■ Aim of the task ■
Check every line of the entries for "this", and copy the lines that hold it.

■ Figure dataset records ■
--- START ---

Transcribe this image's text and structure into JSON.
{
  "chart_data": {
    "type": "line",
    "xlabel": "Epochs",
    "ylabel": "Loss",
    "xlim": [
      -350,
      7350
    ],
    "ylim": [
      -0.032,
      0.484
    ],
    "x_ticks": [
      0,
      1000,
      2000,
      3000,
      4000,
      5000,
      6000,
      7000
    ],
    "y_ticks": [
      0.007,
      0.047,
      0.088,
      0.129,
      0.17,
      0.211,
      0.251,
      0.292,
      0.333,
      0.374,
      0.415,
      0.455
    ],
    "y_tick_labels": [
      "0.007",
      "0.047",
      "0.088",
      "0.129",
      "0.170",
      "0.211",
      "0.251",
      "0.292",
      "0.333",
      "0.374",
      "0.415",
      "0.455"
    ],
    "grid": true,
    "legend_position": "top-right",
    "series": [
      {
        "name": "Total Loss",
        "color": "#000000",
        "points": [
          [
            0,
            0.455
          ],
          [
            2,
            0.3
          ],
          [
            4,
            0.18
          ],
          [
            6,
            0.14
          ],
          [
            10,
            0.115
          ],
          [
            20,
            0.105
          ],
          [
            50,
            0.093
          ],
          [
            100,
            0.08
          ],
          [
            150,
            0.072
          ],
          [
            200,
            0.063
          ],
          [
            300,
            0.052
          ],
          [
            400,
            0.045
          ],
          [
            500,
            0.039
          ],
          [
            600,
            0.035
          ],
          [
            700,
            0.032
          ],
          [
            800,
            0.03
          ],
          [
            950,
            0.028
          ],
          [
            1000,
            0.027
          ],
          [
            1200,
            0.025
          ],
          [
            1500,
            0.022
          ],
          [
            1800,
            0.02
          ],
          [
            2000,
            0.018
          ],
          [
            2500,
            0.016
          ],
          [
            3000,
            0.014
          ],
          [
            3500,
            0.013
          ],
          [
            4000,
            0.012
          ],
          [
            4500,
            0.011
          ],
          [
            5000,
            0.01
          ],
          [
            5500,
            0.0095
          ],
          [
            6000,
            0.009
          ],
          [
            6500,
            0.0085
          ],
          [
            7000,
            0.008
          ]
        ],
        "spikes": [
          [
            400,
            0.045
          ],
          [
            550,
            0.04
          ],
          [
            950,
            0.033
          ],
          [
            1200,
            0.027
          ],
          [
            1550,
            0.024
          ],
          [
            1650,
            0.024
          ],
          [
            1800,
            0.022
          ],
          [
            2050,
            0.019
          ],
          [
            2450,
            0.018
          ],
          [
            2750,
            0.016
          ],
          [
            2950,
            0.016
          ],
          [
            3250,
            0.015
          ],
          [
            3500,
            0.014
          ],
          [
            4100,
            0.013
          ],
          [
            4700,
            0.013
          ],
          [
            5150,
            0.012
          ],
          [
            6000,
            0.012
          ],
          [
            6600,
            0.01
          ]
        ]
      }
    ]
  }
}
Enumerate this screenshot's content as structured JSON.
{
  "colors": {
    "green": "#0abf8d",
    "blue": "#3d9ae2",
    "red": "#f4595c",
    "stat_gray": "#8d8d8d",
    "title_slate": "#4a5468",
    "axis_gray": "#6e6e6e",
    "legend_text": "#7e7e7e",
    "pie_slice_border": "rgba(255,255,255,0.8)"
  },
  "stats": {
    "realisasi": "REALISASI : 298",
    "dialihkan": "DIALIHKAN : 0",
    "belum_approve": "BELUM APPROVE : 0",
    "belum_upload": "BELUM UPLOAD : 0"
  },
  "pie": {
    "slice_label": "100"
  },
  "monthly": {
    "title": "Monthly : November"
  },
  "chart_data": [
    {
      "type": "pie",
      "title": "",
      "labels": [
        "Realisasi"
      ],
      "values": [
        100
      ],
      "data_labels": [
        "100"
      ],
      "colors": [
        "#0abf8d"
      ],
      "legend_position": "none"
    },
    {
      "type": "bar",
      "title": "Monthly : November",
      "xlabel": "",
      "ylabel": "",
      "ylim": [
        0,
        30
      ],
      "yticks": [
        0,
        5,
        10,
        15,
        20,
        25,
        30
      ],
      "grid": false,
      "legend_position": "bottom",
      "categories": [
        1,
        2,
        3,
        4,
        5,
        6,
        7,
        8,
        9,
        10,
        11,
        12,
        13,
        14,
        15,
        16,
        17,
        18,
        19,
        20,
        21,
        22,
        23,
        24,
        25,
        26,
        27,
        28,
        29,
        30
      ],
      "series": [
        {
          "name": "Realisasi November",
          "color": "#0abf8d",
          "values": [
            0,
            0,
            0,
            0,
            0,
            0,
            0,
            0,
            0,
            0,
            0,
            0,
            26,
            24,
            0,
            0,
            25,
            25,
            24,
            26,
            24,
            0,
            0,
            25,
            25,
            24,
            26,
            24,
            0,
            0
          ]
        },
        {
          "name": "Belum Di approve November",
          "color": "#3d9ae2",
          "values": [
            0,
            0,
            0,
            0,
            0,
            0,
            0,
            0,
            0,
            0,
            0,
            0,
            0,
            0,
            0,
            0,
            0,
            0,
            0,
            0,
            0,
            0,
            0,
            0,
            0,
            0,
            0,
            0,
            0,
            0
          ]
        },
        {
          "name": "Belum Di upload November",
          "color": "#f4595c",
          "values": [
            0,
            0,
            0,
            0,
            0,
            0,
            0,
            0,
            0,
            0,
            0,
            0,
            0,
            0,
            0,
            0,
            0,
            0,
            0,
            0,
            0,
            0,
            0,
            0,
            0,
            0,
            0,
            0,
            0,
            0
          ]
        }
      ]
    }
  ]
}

--- END ---

■ Reply ■
Transcribe this image's text and structure into JSON.
Enumerate this screenshot's content as structured JSON.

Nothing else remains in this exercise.